━━━ RECORD EXTRACTS ━━━
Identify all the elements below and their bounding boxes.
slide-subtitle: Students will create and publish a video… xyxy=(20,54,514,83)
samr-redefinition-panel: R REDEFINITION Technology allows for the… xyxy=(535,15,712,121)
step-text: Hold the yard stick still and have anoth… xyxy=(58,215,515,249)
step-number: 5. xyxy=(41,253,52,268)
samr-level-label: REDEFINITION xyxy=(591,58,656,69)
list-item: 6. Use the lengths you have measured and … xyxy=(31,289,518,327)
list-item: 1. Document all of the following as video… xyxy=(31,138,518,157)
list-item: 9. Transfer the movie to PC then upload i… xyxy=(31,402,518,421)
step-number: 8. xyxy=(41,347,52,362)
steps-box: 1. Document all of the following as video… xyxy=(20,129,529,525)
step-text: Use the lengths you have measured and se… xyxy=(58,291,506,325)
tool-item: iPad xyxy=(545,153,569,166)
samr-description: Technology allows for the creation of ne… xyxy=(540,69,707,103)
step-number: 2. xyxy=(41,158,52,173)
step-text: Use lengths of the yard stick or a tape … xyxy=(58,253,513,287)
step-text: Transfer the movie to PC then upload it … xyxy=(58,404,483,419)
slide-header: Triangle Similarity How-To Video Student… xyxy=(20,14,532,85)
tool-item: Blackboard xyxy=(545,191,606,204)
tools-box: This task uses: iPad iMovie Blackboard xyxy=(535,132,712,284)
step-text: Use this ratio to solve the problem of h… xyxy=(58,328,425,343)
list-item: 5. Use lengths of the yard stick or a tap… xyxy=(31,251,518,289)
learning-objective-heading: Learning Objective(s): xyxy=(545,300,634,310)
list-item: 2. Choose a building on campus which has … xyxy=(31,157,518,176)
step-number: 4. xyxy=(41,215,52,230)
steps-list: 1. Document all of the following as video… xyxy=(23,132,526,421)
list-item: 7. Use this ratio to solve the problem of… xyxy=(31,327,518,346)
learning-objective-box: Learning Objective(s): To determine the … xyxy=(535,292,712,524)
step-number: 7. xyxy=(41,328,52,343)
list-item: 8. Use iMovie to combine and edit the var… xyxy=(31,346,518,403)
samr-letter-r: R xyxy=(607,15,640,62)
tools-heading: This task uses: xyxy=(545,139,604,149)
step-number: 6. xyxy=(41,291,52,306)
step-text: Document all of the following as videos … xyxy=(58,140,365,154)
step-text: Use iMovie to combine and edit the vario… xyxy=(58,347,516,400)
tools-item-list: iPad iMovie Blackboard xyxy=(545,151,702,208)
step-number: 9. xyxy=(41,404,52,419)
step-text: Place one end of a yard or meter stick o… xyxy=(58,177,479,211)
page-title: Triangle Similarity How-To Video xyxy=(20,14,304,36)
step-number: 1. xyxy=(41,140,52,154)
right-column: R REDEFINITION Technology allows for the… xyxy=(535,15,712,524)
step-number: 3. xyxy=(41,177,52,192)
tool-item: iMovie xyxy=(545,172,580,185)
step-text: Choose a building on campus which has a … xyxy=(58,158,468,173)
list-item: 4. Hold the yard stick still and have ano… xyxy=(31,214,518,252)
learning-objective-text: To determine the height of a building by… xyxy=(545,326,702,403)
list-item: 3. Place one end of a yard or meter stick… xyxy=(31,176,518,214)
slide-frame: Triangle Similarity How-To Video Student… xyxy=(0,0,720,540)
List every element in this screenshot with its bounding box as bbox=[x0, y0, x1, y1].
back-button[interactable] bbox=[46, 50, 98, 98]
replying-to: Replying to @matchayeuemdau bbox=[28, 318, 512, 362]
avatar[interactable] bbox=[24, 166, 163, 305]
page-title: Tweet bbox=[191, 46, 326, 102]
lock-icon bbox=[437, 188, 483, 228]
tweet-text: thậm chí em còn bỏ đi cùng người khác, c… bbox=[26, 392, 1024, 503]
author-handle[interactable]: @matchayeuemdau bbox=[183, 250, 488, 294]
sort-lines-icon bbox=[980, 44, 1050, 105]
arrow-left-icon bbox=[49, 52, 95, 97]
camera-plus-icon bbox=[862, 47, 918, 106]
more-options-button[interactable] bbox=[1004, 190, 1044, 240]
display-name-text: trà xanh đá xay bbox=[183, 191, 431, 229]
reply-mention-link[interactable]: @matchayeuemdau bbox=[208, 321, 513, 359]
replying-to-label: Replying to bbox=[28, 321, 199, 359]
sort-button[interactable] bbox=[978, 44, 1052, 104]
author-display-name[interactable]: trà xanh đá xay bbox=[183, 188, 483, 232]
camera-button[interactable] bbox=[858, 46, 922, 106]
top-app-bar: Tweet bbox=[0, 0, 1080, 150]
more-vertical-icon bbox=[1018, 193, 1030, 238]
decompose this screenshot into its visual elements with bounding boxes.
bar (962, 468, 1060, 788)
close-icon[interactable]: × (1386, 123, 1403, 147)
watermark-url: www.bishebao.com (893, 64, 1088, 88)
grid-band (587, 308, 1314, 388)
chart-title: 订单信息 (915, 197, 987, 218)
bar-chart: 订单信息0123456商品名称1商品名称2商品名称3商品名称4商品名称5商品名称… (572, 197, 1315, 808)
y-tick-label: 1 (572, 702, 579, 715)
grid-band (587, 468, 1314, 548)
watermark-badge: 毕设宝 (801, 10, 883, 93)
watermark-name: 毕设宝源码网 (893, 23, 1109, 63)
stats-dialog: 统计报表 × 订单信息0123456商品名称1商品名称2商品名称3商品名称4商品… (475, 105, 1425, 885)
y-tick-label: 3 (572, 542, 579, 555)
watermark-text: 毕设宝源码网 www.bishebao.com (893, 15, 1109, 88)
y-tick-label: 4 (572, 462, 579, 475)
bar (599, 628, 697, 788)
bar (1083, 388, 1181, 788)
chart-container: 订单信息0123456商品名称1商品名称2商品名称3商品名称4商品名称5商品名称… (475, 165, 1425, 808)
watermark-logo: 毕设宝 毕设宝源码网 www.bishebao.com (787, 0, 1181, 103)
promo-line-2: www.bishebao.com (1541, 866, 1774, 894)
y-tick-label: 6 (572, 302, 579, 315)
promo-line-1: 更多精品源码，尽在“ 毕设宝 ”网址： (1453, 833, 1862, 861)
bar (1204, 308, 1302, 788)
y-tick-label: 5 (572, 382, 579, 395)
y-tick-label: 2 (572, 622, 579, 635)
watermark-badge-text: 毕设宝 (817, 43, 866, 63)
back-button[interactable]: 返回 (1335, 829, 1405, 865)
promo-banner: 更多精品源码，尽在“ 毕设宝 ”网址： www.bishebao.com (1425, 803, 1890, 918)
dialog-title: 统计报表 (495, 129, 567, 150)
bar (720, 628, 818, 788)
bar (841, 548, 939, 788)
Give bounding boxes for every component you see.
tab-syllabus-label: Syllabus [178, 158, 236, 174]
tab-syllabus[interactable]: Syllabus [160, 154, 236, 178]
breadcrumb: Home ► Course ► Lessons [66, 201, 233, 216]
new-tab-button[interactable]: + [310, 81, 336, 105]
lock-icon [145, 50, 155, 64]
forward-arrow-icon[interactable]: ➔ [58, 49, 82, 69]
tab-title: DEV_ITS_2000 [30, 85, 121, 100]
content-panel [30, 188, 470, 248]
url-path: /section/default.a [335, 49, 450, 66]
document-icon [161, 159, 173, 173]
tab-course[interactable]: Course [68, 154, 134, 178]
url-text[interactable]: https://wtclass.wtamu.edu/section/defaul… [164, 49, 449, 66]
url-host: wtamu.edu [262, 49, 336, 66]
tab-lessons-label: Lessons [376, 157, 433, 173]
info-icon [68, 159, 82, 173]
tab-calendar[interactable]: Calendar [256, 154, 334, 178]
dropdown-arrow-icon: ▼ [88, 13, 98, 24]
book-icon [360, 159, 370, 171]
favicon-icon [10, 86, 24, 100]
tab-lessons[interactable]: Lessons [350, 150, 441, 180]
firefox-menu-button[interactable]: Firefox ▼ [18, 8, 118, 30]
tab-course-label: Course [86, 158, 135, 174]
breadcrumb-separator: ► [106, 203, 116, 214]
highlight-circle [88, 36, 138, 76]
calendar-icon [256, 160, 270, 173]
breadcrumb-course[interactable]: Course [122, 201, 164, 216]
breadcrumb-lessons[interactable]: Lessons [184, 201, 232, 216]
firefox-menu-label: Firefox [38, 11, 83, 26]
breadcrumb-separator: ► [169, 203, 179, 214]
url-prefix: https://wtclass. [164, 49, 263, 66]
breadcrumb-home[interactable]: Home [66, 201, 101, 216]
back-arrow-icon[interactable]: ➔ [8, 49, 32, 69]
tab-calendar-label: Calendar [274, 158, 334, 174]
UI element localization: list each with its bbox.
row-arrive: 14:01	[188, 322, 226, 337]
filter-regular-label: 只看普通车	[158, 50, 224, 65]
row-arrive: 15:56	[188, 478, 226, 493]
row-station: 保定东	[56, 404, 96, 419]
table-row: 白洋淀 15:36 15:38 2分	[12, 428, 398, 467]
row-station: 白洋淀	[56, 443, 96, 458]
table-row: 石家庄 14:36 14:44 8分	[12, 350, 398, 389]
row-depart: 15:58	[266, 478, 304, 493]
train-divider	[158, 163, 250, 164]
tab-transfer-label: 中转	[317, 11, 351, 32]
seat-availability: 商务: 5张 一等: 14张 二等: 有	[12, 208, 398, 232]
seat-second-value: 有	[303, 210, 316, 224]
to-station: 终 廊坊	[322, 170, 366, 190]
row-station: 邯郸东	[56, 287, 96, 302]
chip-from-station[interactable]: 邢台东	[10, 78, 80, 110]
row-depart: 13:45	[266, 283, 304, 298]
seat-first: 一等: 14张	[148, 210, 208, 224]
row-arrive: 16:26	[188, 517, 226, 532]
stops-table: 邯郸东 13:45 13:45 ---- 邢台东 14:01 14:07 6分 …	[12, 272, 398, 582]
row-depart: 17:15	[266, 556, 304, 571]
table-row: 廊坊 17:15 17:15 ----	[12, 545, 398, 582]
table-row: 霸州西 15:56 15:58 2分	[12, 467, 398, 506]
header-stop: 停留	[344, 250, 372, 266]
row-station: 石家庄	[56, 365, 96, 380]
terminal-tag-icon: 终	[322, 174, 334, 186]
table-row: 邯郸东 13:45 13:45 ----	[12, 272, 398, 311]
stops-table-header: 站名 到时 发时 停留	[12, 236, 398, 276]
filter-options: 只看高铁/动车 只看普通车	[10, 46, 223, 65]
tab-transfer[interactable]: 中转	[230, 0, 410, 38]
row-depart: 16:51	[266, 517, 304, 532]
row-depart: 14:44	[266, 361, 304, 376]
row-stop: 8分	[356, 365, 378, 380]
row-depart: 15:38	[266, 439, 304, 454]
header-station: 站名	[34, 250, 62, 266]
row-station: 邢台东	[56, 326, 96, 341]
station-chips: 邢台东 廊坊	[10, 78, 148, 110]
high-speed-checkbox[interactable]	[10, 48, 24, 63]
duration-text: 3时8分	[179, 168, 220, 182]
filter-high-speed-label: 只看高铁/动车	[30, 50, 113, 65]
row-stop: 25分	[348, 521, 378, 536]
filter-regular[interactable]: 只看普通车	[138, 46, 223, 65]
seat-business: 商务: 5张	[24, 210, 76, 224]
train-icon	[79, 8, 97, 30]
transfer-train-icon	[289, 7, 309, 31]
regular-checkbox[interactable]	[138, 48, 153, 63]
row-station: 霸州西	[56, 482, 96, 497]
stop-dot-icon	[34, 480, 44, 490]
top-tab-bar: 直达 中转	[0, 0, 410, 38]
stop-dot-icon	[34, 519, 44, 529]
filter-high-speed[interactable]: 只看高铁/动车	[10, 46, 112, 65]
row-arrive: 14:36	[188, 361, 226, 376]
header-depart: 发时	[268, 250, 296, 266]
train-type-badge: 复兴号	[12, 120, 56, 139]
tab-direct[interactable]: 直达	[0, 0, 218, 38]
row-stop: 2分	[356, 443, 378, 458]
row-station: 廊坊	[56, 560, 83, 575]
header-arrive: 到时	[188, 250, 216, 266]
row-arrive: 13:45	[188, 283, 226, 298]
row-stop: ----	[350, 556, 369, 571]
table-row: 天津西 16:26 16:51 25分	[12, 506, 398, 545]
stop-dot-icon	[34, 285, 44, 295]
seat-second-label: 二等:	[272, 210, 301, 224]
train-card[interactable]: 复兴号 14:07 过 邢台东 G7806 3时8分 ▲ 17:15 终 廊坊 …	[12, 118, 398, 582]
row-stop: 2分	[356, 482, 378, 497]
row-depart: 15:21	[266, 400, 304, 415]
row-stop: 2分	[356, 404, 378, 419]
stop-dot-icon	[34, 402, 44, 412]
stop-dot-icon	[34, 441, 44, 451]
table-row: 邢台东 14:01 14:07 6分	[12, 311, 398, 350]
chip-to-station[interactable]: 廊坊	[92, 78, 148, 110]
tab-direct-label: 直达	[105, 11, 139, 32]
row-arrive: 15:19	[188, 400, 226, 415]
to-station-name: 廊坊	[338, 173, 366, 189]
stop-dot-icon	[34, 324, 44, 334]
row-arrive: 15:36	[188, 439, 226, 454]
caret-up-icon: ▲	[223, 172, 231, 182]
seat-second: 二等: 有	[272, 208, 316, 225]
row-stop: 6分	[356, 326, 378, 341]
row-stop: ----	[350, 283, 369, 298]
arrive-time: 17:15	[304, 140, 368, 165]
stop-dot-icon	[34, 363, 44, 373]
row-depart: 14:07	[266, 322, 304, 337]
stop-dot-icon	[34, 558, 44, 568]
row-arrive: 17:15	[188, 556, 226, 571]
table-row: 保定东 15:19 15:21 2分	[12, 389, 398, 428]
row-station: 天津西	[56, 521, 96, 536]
━━━
Reproduce the listing without any changes, from its first line through the line containing "step-number: 2. xyxy=(41,158,52,173)", with both of those lines included.

§ **EXPECTED OUTPUT**
Identify all the elements below and their bounding boxes.
slide-subtitle: Students will create and publish a video… xyxy=(20,54,514,83)
samr-redefinition-panel: R REDEFINITION Technology allows for the… xyxy=(535,15,712,121)
step-text: Hold the yard stick still and have anoth… xyxy=(58,215,515,249)
step-number: 5. xyxy=(41,253,52,268)
samr-level-label: REDEFINITION xyxy=(591,58,656,69)
list-item: 6. Use the lengths you have measured and … xyxy=(31,289,518,327)
list-item: 1. Document all of the following as video… xyxy=(31,138,518,157)
list-item: 9. Transfer the movie to PC then upload i… xyxy=(31,402,518,421)
step-number: 8. xyxy=(41,347,52,362)
steps-box: 1. Document all of the following as video… xyxy=(20,129,529,525)
step-text: Use the lengths you have measured and se… xyxy=(58,291,506,325)
tool-item: iPad xyxy=(545,153,569,166)
samr-description: Technology allows for the creation of ne… xyxy=(540,69,707,103)
step-number: 2. xyxy=(41,158,52,173)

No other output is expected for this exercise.